Page extract -
++++++++

Inside the bathroom, on an open stall, was this huge thing peeking out of the toilet, rearing its head over the rim.
Now when you live inside the habitat range of the biggest venomous snake in the world, the King Cobra, you treat any snake you can't immediately identify as something you gotta warn people about immediately. I grabbed my friend and shook them in a panic, sure that there was a massive snake inside that toilet, and one of us would have to keep an eye on it so someone wouldn't open their pants to an incredibly deadly surprise.
But then my friend went "It's not moving" and that got me to look at it again too. I didn't expect it to lunge at us standing at the doorway from all the way across the room or anything, but surely a snake that had noticed intruders would at least try to move away right? It wouldn't just sit in a toilet with its head peeking out.
That made me realize maybe i'd mistaken someone sticking a large tree branch into a toilet for a snake or something, so I walked closer to take a look; at this point one of my classmates had already destroyed a toilet and another had broken a door knob, so this would probably have been another case of property damage.
And then the fucking smell hit me when I entered the bathroom and I realized what it was.
Some highschooler, through some unknown but unholy combination of technique and diet, had shat a veritable log into the toilet.

++++++++

Records supplied -
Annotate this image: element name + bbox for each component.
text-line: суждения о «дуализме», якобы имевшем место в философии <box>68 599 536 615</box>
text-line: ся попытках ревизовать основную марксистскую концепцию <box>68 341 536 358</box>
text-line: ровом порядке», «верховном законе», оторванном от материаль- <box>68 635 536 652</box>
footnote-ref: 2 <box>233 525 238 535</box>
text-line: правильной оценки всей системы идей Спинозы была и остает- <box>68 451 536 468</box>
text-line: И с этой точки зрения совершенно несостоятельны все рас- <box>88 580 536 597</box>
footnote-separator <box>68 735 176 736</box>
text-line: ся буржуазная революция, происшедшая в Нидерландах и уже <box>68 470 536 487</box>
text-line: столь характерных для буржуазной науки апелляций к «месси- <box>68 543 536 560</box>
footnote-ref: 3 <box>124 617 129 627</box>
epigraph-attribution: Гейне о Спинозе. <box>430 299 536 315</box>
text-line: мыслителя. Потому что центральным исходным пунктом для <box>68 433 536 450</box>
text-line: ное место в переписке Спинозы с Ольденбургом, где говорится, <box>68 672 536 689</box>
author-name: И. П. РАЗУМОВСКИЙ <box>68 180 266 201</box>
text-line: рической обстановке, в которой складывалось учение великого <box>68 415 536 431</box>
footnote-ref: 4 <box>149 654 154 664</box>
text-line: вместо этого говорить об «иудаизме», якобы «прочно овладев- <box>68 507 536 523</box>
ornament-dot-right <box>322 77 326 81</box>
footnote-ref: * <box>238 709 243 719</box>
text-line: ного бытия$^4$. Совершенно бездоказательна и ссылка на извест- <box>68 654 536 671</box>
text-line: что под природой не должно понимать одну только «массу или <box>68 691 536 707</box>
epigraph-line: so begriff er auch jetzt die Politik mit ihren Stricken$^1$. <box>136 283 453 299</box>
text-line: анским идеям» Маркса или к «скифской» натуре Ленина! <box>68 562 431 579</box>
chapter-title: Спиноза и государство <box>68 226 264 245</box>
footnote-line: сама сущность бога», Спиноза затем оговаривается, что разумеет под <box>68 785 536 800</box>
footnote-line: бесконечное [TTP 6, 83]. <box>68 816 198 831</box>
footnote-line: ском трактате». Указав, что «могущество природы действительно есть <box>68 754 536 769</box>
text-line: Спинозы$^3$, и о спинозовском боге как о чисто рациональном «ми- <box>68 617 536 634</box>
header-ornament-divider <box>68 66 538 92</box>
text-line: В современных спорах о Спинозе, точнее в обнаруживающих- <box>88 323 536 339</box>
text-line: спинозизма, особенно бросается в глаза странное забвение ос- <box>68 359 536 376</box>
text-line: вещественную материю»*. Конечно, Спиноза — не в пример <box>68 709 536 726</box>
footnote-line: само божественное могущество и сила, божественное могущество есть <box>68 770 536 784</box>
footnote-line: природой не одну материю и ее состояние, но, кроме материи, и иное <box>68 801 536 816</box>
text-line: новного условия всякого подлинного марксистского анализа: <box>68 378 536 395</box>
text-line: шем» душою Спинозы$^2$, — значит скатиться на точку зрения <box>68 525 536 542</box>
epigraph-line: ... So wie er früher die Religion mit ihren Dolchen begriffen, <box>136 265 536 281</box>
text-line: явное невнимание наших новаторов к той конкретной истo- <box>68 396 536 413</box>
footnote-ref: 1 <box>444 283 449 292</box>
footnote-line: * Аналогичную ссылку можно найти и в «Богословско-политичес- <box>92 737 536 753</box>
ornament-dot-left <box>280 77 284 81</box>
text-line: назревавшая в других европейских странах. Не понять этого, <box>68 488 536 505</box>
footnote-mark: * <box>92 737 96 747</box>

++++++++

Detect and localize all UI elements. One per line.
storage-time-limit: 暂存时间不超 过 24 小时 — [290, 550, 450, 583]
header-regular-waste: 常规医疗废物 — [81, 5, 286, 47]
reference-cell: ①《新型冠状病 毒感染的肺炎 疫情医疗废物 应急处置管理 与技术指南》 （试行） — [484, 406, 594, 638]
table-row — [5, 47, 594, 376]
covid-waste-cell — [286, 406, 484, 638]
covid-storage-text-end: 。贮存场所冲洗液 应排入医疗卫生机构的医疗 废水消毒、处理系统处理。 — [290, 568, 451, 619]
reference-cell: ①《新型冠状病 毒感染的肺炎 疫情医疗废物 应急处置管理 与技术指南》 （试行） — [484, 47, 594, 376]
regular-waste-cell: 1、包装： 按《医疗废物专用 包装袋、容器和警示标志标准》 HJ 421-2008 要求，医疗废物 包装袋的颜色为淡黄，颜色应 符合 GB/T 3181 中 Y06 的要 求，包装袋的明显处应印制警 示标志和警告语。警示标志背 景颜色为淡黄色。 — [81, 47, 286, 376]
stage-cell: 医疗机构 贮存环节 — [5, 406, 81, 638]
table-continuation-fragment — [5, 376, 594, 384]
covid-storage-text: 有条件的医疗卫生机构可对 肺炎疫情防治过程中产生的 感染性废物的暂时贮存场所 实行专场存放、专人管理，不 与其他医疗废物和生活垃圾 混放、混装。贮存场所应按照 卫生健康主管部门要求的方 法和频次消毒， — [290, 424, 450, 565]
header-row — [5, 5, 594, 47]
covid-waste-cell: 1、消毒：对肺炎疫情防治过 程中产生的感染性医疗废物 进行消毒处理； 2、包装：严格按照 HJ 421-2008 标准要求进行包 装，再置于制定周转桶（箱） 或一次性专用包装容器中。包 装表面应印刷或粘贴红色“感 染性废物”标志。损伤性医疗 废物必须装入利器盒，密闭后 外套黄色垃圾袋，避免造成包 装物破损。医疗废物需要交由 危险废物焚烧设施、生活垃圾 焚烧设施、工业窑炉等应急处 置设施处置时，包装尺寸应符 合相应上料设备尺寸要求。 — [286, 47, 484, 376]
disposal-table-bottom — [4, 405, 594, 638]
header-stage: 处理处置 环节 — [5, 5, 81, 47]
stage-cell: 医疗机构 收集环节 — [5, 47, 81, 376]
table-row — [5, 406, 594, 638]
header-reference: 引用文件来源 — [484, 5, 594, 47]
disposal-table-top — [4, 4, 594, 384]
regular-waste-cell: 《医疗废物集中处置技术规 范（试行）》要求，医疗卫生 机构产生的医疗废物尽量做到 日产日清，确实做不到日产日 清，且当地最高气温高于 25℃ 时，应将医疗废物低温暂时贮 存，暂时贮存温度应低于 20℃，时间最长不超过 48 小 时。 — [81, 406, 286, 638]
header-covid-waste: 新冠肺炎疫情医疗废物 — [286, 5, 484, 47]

++++++++

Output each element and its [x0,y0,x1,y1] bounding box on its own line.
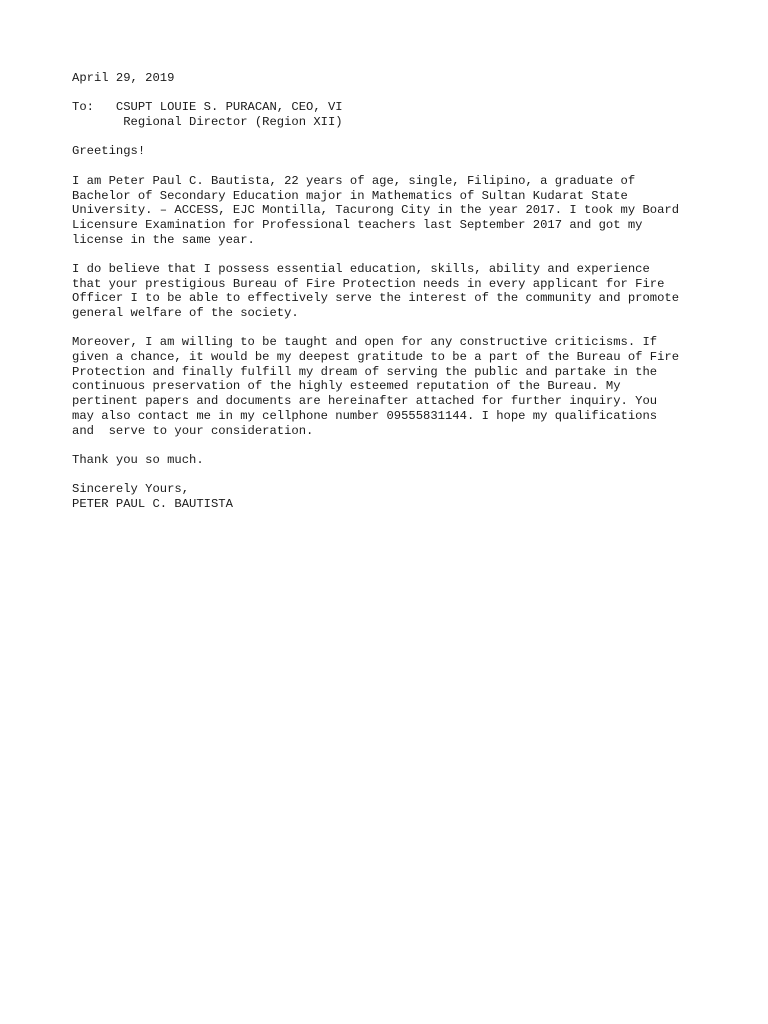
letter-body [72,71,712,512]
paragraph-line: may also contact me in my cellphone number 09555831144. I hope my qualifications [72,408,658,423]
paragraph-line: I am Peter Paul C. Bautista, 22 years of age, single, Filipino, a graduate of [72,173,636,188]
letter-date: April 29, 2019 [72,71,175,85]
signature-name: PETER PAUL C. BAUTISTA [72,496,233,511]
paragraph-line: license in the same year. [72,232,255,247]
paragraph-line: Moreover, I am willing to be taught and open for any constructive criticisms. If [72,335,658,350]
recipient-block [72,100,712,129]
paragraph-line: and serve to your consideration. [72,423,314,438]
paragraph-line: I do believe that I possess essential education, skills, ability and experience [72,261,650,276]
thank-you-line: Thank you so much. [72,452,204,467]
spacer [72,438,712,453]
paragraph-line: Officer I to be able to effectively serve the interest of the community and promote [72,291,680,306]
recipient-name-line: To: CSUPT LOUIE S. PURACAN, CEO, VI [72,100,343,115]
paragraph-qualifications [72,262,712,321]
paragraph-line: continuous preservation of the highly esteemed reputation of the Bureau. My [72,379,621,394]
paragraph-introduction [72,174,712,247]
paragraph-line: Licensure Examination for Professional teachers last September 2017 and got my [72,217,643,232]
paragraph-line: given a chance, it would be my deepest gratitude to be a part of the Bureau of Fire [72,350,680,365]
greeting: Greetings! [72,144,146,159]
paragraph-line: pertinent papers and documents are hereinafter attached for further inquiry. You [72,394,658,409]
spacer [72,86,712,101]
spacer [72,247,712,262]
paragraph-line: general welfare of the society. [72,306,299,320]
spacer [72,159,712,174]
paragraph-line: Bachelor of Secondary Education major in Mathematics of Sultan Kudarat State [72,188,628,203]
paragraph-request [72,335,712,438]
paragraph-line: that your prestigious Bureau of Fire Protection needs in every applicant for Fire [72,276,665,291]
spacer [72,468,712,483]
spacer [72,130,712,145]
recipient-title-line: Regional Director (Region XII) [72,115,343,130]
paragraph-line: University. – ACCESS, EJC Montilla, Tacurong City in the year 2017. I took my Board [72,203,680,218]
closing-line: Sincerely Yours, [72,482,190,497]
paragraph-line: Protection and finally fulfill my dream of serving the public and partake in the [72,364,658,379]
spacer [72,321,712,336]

++++++++

Tasks to perform -
**A)** In the third block of records, extract and repeat the part that opens with the line containing "letter-body [72,71,712,512]" and closes with the line containing "greeting: Greetings! [72,144,146,159]".
**B)** Write what comes next in the snake-in-the-toilet story, picking up after its last sentence.
The records are unrelated to the text.

Responses to the tasks -
**A)**
letter-body [72,71,712,512]
paragraph-line: may also contact me in my cellphone number 09555831144. I hope my qualifications [72,408,658,423]
paragraph-line: I am Peter Paul C. Bautista, 22 years of age, single, Filipino, a graduate of [72,173,636,188]
letter-date: April 29, 2019 [72,71,175,85]
signature-name: PETER PAUL C. BAUTISTA [72,496,233,511]
paragraph-line: license in the same year. [72,232,255,247]
paragraph-line: Moreover, I am willing to be taught and open for any constructive criticisms. If [72,335,658,350]
recipient-block [72,100,712,129]
paragraph-line: and serve to your consideration. [72,423,314,438]
paragraph-line: I do believe that I possess essential education, skills, ability and experience [72,261,650,276]
thank-you-line: Thank you so much. [72,452,204,467]
spacer [72,438,712,453]
paragraph-line: Officer I to be able to effectively serve the interest of the community and promote [72,291,680,306]
recipient-name-line: To: CSUPT LOUIE S. PURACAN, CEO, VI [72,100,343,115]
paragraph-qualifications [72,262,712,321]
paragraph-line: continuous preservation of the highly esteemed reputation of the Bureau. My [72,379,621,394]
paragraph-introduction [72,174,712,247]
paragraph-line: Licensure Examination for Professional teachers last September 2017 and got my [72,217,643,232]
paragraph-line: given a chance, it would be my deepest gratitude to be a part of the Bureau of Fire [72,350,680,365]
greeting: Greetings! [72,144,146,159]

**B)**
It was massive, both in length and in girth. The bottom went into the toilet's drain but it was so long and thick it could stand from the bottom of the toilet, get out of the water, and peek right over the rim, its sheer weight forcing gravity to dip its "head" lower and making it look something like a snake in the toilet if you saw it from outside the bathroom.
"What the fuck!" I screamed again, gripped by a completely different fear this time. What 17 year old could have done that? I had seen horse poo that looked puny next to that thing!
My friend was howling with laughter at my false snake alarm, but I was scarred for life. Years later I found myself in a haunted bathroom and it was still less scary than that (literal) shit.
Anyway my school got banned for life from that place, though if you ask me we should have also been asked to pay extra to the janitor who had to clean that mess up, because I doubt something of that size could have been dealt with by flushing alone.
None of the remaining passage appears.